SUPPLIED MATERIAL:
----------
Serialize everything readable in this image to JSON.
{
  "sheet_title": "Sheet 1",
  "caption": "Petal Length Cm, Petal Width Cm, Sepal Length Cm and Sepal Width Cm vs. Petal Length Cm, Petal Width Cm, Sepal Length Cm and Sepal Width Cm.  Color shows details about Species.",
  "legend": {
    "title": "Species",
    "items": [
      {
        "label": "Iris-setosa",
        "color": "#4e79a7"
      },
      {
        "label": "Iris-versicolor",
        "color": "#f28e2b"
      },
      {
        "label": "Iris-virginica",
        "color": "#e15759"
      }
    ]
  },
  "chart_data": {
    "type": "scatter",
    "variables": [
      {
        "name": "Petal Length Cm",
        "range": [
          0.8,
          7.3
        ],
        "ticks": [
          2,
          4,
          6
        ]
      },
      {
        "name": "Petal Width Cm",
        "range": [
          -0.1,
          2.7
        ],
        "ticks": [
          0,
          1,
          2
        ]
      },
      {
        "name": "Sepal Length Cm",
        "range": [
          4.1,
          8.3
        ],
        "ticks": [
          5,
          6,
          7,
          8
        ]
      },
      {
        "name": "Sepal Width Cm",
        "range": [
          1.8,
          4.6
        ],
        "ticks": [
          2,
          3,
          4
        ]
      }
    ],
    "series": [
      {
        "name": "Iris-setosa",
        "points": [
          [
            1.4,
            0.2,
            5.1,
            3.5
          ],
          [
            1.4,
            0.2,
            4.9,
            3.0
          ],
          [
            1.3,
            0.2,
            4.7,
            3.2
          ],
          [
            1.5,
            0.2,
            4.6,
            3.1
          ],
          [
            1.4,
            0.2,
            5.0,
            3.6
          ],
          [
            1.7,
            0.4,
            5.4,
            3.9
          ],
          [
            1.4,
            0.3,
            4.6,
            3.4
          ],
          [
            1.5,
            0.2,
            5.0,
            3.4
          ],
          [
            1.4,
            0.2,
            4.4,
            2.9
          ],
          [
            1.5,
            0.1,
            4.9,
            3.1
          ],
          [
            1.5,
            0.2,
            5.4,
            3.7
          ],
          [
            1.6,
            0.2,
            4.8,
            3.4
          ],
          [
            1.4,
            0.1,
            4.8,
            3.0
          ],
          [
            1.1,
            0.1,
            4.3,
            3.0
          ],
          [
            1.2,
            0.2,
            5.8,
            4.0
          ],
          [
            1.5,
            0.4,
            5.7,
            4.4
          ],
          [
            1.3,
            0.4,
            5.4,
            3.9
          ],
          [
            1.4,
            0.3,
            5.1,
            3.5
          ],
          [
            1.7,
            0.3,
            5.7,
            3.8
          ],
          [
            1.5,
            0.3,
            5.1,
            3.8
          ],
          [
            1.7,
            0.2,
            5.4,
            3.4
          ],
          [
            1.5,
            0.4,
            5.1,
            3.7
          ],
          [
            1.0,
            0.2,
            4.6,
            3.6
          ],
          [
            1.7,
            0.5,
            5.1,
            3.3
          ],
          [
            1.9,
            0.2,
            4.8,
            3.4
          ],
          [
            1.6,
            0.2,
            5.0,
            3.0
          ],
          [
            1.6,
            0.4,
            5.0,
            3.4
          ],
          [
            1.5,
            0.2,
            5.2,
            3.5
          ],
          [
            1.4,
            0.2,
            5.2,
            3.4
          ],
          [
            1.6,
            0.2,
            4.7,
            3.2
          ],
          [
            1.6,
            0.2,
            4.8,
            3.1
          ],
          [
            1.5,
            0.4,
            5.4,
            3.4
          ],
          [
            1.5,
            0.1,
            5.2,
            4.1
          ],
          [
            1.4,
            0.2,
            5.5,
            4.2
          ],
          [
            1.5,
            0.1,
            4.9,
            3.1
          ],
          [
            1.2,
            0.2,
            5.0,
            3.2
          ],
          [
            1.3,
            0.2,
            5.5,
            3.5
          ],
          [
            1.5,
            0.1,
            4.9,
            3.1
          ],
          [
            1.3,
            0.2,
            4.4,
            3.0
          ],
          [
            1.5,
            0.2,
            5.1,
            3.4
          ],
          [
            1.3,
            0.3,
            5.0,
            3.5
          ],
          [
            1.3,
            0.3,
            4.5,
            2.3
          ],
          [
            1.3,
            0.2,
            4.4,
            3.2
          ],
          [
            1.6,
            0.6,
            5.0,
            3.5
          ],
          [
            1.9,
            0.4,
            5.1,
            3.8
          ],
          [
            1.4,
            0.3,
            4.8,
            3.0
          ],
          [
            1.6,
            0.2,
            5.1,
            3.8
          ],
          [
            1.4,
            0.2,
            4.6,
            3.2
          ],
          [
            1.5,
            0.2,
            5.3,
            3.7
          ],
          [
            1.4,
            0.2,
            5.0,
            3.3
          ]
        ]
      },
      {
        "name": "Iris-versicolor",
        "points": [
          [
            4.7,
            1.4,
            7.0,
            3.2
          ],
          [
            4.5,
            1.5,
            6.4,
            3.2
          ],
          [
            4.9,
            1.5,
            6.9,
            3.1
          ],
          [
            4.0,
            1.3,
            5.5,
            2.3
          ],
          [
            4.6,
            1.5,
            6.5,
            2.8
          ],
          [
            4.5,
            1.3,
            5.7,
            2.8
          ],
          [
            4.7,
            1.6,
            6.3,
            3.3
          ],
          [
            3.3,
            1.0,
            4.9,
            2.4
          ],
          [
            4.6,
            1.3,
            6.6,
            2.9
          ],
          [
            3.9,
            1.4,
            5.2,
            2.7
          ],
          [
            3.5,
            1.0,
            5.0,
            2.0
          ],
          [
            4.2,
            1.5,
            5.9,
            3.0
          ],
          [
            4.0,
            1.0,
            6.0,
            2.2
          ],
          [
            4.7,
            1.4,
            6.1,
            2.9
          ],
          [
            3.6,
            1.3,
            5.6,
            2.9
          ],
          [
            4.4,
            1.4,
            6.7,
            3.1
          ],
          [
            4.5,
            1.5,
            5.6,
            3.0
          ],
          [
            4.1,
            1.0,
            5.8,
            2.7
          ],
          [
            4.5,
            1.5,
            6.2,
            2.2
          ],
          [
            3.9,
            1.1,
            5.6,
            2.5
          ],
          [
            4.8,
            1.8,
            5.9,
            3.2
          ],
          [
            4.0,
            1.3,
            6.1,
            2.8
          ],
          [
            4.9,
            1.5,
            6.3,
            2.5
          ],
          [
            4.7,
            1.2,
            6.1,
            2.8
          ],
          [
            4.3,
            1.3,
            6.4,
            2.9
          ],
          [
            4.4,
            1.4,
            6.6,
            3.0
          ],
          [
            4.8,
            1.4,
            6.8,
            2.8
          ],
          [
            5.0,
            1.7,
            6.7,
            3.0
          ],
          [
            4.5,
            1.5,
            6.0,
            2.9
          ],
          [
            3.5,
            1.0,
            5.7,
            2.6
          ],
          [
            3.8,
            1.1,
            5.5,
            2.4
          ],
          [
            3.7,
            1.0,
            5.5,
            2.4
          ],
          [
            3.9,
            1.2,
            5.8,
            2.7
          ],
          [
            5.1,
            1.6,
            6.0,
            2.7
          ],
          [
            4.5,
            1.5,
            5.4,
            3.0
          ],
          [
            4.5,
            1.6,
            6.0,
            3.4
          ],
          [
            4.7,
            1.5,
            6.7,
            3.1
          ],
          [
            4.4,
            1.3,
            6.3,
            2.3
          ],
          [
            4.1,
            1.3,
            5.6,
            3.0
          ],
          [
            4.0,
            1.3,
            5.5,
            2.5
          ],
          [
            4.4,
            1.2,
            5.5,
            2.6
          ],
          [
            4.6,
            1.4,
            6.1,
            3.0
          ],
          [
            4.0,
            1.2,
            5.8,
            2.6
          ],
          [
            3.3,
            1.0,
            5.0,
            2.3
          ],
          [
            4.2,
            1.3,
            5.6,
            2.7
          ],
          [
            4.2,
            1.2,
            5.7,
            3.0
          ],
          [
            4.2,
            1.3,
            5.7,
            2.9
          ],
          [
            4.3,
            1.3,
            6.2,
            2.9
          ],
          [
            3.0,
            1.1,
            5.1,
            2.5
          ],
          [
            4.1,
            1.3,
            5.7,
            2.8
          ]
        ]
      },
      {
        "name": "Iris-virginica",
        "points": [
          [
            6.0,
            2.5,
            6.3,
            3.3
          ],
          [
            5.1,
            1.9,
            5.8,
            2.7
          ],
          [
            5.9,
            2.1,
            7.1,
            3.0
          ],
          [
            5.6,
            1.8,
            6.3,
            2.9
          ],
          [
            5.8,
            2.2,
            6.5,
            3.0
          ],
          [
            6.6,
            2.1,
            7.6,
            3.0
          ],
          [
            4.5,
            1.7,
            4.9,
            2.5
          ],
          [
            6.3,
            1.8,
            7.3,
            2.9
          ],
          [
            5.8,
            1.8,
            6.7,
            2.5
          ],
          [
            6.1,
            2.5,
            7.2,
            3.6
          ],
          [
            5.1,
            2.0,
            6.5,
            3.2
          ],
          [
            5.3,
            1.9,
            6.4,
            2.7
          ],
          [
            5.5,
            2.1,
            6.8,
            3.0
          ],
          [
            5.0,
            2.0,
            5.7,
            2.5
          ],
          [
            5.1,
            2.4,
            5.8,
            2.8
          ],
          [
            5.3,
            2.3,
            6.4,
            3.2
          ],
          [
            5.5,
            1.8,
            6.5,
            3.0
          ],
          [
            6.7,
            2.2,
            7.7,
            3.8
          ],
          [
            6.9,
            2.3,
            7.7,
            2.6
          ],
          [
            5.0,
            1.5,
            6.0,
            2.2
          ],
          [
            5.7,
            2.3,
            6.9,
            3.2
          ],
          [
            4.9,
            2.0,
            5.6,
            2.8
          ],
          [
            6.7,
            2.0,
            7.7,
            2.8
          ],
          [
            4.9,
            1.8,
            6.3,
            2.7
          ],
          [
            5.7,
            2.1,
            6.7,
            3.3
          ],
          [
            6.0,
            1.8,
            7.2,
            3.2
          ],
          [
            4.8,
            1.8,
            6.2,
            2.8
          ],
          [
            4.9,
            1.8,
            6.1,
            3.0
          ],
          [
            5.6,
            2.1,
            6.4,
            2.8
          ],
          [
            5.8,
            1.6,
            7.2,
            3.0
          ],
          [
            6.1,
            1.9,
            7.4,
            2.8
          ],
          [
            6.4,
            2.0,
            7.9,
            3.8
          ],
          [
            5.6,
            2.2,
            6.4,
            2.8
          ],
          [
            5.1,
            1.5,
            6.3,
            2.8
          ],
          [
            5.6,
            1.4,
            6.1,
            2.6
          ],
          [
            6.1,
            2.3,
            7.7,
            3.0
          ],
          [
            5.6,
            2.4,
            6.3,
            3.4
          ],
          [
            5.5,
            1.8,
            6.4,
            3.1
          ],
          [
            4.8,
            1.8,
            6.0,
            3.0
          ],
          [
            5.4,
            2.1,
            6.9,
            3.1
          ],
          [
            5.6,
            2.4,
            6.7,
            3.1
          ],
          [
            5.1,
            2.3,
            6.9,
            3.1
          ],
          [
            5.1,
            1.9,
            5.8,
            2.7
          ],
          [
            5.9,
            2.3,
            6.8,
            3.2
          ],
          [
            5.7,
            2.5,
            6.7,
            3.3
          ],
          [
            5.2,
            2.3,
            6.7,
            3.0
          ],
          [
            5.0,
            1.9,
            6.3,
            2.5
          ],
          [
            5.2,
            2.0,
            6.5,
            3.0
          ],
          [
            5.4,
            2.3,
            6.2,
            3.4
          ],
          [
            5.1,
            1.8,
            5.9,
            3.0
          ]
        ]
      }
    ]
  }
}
----------
WHAT THE EXERCISE ASKS: Search the records for the string "label" and return every line in which it occurs.

RESPONSE:
        "label": "Iris-setosa",
        "label": "Iris-versicolor",
        "label": "Iris-virginica",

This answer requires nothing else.